THE PROBLEM:
Reproduce each line exactly, including spacing and punctuation.

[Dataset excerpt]
┄┄┄┄┄┄

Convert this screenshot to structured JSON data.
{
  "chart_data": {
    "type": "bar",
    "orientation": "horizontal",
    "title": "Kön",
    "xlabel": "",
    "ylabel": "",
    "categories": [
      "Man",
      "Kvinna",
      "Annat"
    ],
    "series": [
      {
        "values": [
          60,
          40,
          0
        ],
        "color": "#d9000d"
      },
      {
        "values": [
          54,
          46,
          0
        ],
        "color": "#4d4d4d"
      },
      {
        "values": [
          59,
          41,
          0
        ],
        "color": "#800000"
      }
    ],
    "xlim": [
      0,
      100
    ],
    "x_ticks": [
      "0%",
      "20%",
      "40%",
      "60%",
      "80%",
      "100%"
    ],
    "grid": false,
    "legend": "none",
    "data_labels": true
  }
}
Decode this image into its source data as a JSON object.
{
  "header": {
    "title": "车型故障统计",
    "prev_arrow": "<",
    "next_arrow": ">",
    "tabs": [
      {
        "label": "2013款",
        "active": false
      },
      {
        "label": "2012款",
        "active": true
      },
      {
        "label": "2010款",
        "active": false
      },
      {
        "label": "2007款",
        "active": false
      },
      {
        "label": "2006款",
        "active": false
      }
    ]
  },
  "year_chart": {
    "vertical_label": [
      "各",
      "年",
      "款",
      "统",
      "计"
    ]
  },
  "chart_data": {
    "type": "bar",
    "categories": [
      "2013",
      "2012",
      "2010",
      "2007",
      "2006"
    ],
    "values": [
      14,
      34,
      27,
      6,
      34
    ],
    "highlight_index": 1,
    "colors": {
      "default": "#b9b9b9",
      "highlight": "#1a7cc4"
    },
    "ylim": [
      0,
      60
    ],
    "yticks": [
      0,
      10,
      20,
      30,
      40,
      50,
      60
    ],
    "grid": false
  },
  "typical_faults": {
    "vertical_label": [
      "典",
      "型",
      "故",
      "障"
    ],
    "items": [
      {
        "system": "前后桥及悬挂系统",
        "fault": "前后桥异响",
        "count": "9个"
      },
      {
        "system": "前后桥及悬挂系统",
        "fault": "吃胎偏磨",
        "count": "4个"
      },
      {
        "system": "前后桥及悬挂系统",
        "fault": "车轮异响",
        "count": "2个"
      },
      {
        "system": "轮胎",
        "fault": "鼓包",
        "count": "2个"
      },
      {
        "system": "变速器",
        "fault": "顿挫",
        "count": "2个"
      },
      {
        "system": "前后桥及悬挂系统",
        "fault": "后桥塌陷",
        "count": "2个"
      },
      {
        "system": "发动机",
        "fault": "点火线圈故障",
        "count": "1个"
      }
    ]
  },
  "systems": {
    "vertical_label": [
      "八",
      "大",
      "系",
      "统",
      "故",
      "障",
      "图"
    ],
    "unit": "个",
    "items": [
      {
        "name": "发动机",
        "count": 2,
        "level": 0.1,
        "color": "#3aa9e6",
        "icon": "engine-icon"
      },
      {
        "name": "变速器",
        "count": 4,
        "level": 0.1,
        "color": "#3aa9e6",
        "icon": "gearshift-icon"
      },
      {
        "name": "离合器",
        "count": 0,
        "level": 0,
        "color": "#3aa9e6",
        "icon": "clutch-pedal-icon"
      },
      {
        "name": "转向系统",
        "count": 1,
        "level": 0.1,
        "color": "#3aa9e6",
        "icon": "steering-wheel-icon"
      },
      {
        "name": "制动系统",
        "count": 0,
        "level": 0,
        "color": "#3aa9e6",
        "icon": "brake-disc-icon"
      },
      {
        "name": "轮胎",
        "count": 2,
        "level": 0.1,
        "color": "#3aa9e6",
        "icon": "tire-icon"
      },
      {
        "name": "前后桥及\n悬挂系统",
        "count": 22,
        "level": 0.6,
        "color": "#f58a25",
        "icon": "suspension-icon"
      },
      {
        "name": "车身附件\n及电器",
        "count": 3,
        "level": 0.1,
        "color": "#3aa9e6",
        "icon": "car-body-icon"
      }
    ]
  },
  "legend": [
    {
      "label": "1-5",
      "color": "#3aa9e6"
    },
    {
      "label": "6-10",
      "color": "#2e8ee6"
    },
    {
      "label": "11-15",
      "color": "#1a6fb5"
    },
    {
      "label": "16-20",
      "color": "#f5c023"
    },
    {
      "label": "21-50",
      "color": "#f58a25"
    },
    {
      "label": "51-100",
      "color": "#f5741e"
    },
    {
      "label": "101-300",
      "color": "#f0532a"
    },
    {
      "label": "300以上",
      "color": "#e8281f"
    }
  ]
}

┄┄┄┄┄┄

RESULT OF THIS TASK:
Convert this screenshot to structured JSON data.
{
  "chart_data": {
    "type": "bar",
    "orientation": "horizontal",
    "title": "Kön",
    "xlabel": "",
    "ylabel": "",
    "categories": [
      "Man",
      "Kvinna",
      "Annat"
    ],
    "series": [
      {
        "values": [
          60,
          40,
          0
        ],
        "color": "#d9000d"
      },
      {
        "values": [
          54,
          46,
          0
        ],
        "color": "#4d4d4d"
      },
      {
        "values": [
          59,
          41,
          0
        ],
        "color": "#800000"
      }
    ],
    "xlim": [
      0,
      100
    ],
    "x_ticks": [
      "0%",
      "20%",
      "40%",
      "60%",
      "80%",
      "100%"
    ],
    "grid": false,
    "legend": "none",
    "data_labels": true
  }
}
Decode this image into its source data as a JSON object.
{
  "header": {
    "title": "车型故障统计",
    "prev_arrow": "<",
    "next_arrow": ">",
    "tabs": [
      {
        "label": "2013款",
        "active": false
      },
      {
        "label": "2012款",
        "active": true
      },
      {
        "label": "2010款",
        "active": false
      },
      {
        "label": "2007款",
        "active": false
      },
      {
        "label": "2006款",
        "active": false
      }
    ]
  },
  "year_chart": {
    "vertical_label": [
      "各",
      "年",
      "款",
      "统",
      "计"
    ]
  },
  "chart_data": {
    "type": "bar",
    "categories": [
      "2013",
      "2012",
      "2010",
      "2007",
      "2006"
    ],
    "values": [
      14,
      34,
      27,
      6,
      34
    ],
    "highlight_index": 1,
    "colors": {
      "default": "#b9b9b9",
      "highlight": "#1a7cc4"
    },
    "ylim": [
      0,
      60
    ],
    "yticks": [
      0,
      10,
      20,
      30,
      40,
      50,
      60
    ],
    "grid": false
  },
  "typical_faults": {
    "vertical_label": [
      "典",
      "型",
      "故",
      "障"
    ],
    "items": [
      {
        "system": "前后桥及悬挂系统",
        "fault": "前后桥异响",
        "count": "9个"
      },
      {
        "system": "前后桥及悬挂系统",
        "fault": "吃胎偏磨",
        "count": "4个"
      },
      {
        "system": "前后桥及悬挂系统",
        "fault": "车轮异响",
        "count": "2个"
      },
      {
        "system": "轮胎",
        "fault": "鼓包",
        "count": "2个"
      },
      {
        "system": "变速器",
        "fault": "顿挫",
        "count": "2个"
      },
      {
        "system": "前后桥及悬挂系统",
        "fault": "后桥塌陷",
        "count": "2个"
      },
      {
        "system": "发动机",
        "fault": "点火线圈故障",
        "count": "1个"
      }
    ]
  },
  "systems": {
    "vertical_label": [
      "八",
      "大",
      "系",
      "统",
      "故",
      "障",
      "图"
    ],
    "unit": "个",
    "items": [
      {
        "name": "发动机",
        "count": 2,
        "level": 0.1,
        "color": "#3aa9e6",
        "icon": "engine-icon"
      },
      {
        "name": "变速器",
        "count": 4,
        "level": 0.1,
        "color": "#3aa9e6",
        "icon": "gearshift-icon"
      },
      {
        "name": "离合器",
        "count": 0,
        "level": 0,
        "color": "#3aa9e6",
        "icon": "clutch-pedal-icon"
      },
      {
        "name": "转向系统",
        "count": 1,
        "level": 0.1,
        "color": "#3aa9e6",
        "icon": "steering-wheel-icon"
      },
      {
        "name": "制动系统",
        "count": 0,
        "level": 0,
        "color": "#3aa9e6",
        "icon": "brake-disc-icon"
      },
      {
        "name": "轮胎",
        "count": 2,
        "level": 0.1,
        "color": "#3aa9e6",
        "icon": "tire-icon"
      },
      {
        "name": "前后桥及\n悬挂系统",
        "count": 22,
        "level": 0.6,
        "color": "#f58a25",
        "icon": "suspension-icon"
      },
      {
        "name": "车身附件\n及电器",
        "count": 3,
        "level": 0.1,
        "color": "#3aa9e6",
        "icon": "car-body-icon"
      }
    ]
  },
  "legend": [
    {
      "label": "1-5",
      "color": "#3aa9e6"
    },
    {
      "label": "6-10",
      "color": "#2e8ee6"
    },
    {
      "label": "11-15",
      "color": "#1a6fb5"
    },
    {
      "label": "16-20",
      "color": "#f5c023"
    },
    {
      "label": "21-50",
      "color": "#f58a25"
    },
    {
      "label": "51-100",
      "color": "#f5741e"
    },
    {
      "label": "101-300",
      "color": "#f0532a"
    },
    {
      "label": "300以上",
      "color": "#e8281f"
    }
  ]
}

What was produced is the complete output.